▶ [Written exercise] Search the material and gather each line with "hegemônicas" in it.

▶ [Data in this exercise]
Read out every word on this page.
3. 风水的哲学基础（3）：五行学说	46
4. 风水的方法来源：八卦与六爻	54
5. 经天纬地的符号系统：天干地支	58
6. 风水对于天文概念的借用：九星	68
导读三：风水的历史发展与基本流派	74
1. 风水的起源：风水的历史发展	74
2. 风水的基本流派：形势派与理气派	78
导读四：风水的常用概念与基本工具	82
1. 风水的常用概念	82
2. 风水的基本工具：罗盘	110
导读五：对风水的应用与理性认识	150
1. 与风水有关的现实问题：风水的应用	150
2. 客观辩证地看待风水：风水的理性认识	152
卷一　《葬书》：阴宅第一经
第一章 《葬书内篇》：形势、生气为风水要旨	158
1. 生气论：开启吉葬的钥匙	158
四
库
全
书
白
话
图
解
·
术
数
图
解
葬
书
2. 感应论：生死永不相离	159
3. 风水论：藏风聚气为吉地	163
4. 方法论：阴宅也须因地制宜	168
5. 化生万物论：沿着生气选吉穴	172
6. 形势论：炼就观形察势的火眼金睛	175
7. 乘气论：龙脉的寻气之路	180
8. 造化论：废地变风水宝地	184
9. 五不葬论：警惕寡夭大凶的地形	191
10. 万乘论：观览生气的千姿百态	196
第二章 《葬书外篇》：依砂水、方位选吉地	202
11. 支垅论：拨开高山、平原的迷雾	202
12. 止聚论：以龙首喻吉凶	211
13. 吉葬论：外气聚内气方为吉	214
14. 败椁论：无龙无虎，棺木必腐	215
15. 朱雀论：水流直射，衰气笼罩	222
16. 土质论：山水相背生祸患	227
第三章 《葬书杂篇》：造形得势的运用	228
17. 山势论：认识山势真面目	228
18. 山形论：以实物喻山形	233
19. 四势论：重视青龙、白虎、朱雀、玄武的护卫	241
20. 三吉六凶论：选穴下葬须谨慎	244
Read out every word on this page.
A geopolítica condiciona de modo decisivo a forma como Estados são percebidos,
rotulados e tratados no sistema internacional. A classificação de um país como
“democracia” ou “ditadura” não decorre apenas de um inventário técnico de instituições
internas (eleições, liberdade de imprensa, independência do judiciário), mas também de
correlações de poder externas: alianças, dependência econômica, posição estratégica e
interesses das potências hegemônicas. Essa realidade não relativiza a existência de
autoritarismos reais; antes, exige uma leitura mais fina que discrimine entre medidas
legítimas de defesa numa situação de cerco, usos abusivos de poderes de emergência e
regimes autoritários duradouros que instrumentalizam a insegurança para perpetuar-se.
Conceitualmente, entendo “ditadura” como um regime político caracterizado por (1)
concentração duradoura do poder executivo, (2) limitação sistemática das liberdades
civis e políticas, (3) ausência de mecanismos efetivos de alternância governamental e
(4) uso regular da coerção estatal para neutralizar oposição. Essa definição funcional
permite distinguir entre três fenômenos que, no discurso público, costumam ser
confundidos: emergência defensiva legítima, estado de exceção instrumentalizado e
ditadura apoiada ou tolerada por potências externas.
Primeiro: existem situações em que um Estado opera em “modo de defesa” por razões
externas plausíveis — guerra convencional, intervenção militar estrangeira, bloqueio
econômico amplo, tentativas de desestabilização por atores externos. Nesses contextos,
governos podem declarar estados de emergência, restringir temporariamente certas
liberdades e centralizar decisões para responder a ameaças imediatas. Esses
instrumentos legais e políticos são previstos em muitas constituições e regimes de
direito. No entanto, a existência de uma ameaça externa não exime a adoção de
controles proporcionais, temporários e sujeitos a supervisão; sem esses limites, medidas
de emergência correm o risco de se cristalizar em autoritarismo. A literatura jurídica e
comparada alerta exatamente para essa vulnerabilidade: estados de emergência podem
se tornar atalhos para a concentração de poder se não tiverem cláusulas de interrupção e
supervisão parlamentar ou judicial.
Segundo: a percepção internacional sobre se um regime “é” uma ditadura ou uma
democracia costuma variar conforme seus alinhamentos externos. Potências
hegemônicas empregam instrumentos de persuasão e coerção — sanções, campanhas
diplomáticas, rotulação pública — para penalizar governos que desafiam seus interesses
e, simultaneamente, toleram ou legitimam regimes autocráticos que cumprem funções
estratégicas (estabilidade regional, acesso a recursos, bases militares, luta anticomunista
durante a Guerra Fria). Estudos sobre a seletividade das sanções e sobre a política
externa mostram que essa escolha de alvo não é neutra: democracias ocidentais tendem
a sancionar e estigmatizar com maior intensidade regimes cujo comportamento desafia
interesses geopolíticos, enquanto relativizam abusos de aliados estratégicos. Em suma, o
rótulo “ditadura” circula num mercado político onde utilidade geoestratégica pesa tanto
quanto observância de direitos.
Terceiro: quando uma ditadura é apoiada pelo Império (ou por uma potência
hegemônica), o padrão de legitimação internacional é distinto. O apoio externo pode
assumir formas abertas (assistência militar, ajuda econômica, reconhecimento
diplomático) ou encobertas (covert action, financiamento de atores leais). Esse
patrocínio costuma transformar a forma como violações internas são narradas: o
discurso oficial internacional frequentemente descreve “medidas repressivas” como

▶ [Complete response]
interesses das potências hegemônicas. Essa realidade não relativiza a existência de
hegemônicas empregam instrumentos de persuasão e coerção — sanções, campanhas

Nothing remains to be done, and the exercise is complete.